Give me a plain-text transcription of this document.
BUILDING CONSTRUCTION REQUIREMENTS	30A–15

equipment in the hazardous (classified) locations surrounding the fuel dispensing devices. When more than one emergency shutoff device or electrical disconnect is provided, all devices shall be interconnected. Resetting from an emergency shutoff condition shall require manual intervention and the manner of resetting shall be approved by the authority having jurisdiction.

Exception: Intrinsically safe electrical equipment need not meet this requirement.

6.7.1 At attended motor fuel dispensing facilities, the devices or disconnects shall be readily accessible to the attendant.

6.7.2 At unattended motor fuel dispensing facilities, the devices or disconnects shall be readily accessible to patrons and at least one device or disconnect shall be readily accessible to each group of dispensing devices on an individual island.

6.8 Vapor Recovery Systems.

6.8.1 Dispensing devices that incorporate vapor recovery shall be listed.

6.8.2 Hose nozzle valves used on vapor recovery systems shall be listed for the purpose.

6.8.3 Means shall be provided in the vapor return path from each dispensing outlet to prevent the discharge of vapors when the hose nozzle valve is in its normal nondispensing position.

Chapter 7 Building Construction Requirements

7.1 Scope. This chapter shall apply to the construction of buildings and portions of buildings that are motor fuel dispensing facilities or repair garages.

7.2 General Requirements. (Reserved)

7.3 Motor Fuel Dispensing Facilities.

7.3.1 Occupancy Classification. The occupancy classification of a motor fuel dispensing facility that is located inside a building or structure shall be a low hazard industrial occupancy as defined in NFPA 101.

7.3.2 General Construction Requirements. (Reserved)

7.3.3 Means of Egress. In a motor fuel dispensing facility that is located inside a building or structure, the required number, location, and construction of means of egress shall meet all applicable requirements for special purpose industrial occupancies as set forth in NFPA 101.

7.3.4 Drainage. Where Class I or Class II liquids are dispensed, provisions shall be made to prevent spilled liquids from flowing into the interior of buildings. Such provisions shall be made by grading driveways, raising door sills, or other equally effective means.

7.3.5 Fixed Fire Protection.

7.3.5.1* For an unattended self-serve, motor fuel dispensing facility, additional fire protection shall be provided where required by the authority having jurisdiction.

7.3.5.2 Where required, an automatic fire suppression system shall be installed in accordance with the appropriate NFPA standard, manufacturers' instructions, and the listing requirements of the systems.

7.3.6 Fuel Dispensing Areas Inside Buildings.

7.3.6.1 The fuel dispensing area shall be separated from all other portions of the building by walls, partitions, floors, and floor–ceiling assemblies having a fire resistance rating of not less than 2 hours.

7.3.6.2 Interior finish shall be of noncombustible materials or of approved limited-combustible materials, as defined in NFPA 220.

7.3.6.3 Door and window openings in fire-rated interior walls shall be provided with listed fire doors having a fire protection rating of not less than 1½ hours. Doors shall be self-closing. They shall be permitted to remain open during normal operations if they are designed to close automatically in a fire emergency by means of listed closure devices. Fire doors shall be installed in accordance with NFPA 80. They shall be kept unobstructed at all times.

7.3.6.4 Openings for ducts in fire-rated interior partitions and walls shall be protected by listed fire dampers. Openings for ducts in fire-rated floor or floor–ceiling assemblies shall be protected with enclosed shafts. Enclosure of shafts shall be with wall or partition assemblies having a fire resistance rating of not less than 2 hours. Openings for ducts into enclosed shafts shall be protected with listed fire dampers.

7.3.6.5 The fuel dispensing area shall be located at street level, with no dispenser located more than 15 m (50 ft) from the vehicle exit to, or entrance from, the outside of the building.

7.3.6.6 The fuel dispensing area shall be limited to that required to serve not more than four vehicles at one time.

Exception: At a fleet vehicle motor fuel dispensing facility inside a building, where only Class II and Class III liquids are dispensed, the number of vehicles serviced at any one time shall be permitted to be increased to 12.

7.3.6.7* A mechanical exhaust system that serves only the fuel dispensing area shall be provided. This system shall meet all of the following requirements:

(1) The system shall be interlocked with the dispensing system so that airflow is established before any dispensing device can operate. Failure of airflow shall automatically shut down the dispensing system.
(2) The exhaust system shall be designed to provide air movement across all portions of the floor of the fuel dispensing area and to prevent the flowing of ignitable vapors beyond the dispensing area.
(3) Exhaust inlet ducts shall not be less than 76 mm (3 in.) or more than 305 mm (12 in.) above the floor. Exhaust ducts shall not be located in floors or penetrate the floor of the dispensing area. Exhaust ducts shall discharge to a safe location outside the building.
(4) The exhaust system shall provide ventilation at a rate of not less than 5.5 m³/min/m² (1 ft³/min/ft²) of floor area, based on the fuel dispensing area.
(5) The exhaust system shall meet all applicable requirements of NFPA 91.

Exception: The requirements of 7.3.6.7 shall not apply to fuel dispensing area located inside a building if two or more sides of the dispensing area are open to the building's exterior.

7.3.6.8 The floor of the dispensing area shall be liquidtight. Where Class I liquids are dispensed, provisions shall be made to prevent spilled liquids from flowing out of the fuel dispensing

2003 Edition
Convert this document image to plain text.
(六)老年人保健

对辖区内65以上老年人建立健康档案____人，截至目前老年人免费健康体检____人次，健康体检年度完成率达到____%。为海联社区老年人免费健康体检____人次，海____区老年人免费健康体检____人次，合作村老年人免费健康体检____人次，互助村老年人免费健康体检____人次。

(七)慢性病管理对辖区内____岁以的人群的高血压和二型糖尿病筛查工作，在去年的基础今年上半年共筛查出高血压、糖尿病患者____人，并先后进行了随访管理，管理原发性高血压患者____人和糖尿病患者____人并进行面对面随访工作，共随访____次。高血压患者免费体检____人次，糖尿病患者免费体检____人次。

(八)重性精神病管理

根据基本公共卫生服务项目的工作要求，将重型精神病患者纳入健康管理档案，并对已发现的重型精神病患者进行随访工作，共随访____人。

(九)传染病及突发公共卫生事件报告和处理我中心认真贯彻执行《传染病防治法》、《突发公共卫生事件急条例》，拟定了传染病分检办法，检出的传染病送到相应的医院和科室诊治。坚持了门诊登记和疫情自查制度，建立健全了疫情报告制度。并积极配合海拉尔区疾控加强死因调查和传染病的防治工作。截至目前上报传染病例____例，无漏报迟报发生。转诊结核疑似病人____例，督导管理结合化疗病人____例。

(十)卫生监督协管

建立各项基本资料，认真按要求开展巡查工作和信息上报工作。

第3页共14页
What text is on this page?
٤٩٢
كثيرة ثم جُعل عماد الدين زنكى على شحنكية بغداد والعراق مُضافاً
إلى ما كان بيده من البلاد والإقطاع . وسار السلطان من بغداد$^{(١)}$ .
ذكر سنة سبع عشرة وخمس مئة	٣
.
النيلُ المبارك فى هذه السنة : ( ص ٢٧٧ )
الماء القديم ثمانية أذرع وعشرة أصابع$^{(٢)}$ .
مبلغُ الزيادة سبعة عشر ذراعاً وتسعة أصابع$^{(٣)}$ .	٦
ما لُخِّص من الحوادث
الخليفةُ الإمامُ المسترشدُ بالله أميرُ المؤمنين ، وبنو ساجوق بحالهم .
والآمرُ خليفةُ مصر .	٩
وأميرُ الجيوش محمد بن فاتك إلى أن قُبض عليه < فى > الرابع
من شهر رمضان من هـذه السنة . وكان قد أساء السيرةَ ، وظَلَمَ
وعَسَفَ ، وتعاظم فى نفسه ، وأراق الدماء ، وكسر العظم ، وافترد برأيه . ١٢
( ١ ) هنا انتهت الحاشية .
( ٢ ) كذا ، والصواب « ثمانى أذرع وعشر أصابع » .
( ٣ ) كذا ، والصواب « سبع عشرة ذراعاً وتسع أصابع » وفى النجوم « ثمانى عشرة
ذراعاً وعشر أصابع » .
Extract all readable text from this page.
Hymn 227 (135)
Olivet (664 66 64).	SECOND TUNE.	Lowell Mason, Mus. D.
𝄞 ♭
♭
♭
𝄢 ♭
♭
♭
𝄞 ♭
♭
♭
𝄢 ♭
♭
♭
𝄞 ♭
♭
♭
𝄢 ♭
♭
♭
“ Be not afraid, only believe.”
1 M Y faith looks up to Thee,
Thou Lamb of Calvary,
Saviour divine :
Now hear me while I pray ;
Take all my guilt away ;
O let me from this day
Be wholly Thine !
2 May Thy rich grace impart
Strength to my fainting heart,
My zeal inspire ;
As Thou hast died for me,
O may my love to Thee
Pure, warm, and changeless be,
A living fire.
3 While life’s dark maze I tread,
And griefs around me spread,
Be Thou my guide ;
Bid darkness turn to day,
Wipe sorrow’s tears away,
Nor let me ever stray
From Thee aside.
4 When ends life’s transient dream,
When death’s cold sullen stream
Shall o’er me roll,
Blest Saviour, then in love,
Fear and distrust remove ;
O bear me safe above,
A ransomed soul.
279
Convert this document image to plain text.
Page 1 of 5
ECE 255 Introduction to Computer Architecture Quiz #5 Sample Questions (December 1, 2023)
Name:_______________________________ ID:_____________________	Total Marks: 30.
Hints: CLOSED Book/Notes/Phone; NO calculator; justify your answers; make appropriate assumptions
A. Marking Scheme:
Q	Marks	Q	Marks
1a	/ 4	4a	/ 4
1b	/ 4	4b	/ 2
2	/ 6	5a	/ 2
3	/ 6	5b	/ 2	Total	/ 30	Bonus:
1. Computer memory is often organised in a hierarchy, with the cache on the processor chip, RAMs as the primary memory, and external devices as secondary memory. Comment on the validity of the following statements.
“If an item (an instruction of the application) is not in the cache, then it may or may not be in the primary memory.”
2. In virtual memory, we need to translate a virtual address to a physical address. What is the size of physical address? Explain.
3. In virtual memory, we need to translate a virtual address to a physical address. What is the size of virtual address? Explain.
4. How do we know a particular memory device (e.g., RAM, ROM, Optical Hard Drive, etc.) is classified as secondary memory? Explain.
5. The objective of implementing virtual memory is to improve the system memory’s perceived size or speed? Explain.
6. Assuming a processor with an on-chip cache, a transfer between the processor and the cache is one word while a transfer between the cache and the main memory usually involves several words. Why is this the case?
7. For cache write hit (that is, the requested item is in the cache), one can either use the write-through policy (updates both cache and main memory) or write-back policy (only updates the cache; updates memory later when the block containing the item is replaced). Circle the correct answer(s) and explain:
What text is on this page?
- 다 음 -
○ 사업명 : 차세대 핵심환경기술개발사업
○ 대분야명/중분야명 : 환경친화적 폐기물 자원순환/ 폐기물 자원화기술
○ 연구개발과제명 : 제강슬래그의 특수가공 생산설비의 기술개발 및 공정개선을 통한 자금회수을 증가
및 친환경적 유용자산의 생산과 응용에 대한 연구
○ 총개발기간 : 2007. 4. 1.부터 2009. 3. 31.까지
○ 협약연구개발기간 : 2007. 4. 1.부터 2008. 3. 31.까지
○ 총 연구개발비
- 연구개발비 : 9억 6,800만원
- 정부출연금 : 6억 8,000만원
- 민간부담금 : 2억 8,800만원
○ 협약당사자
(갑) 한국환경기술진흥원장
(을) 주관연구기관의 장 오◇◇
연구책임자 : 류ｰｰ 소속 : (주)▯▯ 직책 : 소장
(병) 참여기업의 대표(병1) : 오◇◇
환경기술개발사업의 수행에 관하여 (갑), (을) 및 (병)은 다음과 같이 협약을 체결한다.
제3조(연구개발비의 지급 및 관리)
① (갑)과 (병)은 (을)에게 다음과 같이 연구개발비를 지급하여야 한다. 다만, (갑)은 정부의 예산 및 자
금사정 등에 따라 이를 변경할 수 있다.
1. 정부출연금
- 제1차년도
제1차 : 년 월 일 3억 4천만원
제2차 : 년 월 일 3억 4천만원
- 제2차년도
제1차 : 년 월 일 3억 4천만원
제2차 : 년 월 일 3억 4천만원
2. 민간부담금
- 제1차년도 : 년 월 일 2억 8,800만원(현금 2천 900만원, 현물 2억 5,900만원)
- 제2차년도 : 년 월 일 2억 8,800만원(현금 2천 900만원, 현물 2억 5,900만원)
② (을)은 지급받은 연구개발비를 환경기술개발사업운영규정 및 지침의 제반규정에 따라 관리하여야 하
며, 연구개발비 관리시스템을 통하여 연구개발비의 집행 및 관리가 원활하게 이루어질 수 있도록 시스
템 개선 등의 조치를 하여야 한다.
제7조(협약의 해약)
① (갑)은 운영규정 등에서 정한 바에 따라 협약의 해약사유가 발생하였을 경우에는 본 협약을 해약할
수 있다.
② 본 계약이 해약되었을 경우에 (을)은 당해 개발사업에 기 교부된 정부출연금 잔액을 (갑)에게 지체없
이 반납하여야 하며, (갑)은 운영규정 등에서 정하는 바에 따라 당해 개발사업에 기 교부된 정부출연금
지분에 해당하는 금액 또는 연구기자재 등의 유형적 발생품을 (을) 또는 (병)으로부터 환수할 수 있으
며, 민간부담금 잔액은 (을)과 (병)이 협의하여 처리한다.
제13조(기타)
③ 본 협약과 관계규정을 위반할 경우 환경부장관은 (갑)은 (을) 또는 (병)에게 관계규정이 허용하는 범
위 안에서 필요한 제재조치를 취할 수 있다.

***

**Task to carry out:** Copy out every line of the listing that includes the string "approved".

**Result:**
equipment in the hazardous (classified) locations surrounding the fuel dispensing devices. When more than one emergency shutoff device or electrical disconnect is provided, all devices shall be interconnected. Resetting from an emergency shutoff condition shall require manual intervention and the manner of resetting shall be approved by the authority having jurisdiction.
7.3.6.2 Interior finish shall be of noncombustible materials or of approved limited-combustible materials, as defined in NFPA 220.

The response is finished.